Supplied entries:

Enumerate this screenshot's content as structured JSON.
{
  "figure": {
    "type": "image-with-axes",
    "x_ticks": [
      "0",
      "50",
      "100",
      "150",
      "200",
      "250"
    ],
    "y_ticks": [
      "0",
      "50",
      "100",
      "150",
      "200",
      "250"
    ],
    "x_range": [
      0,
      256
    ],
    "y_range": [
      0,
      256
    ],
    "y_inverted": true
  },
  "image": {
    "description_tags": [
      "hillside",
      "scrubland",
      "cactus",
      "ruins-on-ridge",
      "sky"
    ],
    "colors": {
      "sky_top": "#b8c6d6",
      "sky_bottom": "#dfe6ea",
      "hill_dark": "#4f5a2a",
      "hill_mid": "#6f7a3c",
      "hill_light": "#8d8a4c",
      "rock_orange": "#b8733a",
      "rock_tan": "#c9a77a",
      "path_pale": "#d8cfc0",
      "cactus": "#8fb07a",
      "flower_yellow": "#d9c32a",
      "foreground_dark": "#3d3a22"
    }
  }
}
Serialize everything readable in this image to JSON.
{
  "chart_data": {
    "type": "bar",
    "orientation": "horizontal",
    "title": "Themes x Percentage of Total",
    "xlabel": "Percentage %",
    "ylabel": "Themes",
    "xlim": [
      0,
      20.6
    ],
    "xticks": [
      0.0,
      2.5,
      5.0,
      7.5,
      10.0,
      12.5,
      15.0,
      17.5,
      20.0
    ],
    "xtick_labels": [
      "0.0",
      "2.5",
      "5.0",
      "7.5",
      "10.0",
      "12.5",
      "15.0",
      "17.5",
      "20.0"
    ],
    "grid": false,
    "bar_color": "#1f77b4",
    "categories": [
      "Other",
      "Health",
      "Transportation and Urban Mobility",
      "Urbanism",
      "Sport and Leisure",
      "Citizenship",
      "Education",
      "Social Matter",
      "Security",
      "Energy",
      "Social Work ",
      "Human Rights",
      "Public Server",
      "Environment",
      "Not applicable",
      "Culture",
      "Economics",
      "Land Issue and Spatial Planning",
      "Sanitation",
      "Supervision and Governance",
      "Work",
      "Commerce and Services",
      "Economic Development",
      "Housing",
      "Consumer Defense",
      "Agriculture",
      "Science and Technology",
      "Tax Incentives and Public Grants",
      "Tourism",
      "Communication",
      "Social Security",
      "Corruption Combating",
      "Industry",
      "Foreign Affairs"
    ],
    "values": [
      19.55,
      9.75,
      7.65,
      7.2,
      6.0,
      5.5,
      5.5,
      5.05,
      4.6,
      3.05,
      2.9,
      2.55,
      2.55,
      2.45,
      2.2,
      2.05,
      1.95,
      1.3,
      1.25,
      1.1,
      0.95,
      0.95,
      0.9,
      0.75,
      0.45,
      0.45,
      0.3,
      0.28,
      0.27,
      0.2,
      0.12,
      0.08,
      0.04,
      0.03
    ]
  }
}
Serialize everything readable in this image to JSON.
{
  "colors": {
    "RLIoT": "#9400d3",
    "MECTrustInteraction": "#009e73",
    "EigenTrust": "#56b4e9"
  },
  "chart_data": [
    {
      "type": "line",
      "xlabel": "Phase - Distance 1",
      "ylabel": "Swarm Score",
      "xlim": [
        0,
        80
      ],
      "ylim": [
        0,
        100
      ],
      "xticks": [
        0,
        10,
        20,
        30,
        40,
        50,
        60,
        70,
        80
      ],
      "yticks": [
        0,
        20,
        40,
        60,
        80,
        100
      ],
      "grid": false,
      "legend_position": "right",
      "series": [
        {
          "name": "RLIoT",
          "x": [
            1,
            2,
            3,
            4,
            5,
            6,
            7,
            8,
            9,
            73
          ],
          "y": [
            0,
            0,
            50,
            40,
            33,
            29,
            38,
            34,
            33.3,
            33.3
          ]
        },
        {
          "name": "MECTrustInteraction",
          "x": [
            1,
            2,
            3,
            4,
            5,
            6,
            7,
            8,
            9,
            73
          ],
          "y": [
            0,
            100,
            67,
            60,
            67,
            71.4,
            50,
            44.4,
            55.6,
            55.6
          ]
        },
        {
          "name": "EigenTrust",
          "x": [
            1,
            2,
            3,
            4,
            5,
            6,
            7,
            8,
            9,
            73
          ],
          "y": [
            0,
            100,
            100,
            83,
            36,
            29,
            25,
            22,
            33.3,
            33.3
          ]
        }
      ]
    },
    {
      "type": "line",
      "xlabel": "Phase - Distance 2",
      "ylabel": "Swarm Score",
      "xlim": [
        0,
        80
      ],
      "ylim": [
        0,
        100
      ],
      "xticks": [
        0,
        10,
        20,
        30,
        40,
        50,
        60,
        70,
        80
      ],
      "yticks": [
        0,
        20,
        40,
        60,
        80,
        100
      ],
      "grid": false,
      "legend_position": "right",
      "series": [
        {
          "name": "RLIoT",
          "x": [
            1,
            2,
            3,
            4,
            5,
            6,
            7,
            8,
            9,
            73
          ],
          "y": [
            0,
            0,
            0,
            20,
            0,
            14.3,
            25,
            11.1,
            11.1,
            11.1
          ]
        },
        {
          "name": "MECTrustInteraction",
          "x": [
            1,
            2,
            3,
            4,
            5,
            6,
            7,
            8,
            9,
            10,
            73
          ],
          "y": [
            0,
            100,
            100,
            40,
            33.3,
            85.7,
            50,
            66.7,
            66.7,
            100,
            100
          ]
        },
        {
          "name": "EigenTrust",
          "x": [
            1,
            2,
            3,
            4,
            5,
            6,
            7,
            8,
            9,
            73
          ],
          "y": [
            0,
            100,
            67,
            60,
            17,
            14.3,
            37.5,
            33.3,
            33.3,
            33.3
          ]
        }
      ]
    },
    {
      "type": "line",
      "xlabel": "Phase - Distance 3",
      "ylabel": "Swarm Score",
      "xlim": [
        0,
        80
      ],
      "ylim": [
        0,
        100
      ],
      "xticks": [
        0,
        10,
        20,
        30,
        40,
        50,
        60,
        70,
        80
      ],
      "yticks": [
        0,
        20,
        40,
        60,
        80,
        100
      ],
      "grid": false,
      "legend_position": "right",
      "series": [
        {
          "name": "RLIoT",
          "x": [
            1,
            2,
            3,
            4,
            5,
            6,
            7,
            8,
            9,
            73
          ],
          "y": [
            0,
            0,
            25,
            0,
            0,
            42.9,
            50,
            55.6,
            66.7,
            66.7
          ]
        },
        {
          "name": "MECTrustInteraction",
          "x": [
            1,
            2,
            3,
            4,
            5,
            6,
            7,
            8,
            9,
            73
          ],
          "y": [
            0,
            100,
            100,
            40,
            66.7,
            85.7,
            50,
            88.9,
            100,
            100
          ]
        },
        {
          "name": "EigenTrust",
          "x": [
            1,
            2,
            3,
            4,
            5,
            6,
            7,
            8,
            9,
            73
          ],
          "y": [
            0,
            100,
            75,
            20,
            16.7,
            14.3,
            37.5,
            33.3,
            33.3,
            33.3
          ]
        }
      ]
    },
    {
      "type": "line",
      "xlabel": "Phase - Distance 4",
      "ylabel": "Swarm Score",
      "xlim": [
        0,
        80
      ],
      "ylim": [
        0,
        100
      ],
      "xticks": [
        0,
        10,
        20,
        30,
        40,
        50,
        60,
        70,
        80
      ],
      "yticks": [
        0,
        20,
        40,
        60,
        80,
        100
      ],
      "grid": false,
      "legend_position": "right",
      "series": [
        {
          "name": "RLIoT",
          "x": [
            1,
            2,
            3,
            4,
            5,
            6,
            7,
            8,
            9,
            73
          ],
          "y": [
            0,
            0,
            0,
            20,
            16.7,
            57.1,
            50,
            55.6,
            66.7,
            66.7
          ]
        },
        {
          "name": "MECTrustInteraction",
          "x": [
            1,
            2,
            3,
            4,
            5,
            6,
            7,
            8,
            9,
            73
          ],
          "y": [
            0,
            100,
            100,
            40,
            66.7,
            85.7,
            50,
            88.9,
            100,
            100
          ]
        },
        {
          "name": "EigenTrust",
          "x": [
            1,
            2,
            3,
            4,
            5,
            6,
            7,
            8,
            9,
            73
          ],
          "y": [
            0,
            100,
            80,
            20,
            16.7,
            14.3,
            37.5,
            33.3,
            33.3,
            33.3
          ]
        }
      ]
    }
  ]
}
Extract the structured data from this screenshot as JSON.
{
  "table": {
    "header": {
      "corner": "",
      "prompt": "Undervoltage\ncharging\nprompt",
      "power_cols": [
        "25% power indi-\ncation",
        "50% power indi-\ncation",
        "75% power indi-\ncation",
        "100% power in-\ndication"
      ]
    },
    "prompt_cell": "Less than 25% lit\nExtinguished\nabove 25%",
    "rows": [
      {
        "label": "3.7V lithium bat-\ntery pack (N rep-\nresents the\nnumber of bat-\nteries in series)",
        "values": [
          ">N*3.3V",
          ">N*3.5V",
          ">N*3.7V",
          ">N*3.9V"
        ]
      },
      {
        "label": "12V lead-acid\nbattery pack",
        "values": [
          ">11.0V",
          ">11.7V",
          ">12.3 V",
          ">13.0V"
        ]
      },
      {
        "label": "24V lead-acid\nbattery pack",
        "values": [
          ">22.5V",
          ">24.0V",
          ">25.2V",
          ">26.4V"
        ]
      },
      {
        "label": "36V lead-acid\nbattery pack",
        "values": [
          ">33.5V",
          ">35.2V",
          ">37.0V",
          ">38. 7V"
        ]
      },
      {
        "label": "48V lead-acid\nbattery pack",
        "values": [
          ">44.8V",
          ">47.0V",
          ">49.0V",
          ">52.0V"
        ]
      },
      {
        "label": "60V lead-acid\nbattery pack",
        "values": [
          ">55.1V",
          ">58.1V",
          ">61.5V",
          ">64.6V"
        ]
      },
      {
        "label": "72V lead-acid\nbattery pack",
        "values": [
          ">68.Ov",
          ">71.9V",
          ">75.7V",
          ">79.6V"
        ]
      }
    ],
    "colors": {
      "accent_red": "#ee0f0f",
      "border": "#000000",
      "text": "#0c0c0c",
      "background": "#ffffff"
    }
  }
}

Set exercise: Your task is to transcribe the line containing "Extract the structured" and every line after it, through the last line of the data, exactly as written and with nothing more.

Result:
Extract the structured data from this screenshot as JSON.
{
  "table": {
    "header": {
      "corner": "",
      "prompt": "Undervoltage\ncharging\nprompt",
      "power_cols": [
        "25% power indi-\ncation",
        "50% power indi-\ncation",
        "75% power indi-\ncation",
        "100% power in-\ndication"
      ]
    },
    "prompt_cell": "Less than 25% lit\nExtinguished\nabove 25%",
    "rows": [
      {
        "label": "3.7V lithium bat-\ntery pack (N rep-\nresents the\nnumber of bat-\nteries in series)",
        "values": [
          ">N*3.3V",
          ">N*3.5V",
          ">N*3.7V",
          ">N*3.9V"
        ]
      },
      {
        "label": "12V lead-acid\nbattery pack",
        "values": [
          ">11.0V",
          ">11.7V",
          ">12.3 V",
          ">13.0V"
        ]
      },
      {
        "label": "24V lead-acid\nbattery pack",
        "values": [
          ">22.5V",
          ">24.0V",
          ">25.2V",
          ">26.4V"
        ]
      },
      {
        "label": "36V lead-acid\nbattery pack",
        "values": [
          ">33.5V",
          ">35.2V",
          ">37.0V",
          ">38. 7V"
        ]
      },
      {
        "label": "48V lead-acid\nbattery pack",
        "values": [
          ">44.8V",
          ">47.0V",
          ">49.0V",
          ">52.0V"
        ]
      },
      {
        "label": "60V lead-acid\nbattery pack",
        "values": [
          ">55.1V",
          ">58.1V",
          ">61.5V",
          ">64.6V"
        ]
      },
      {
        "label": "72V lead-acid\nbattery pack",
        "values": [
          ">68.Ov",
          ">71.9V",
          ">75.7V",
          ">79.6V"
        ]
      }
    ],
    "colors": {
      "accent_red": "#ee0f0f",
      "border": "#000000",
      "text": "#0c0c0c",
      "background": "#ffffff"
    }
  }
}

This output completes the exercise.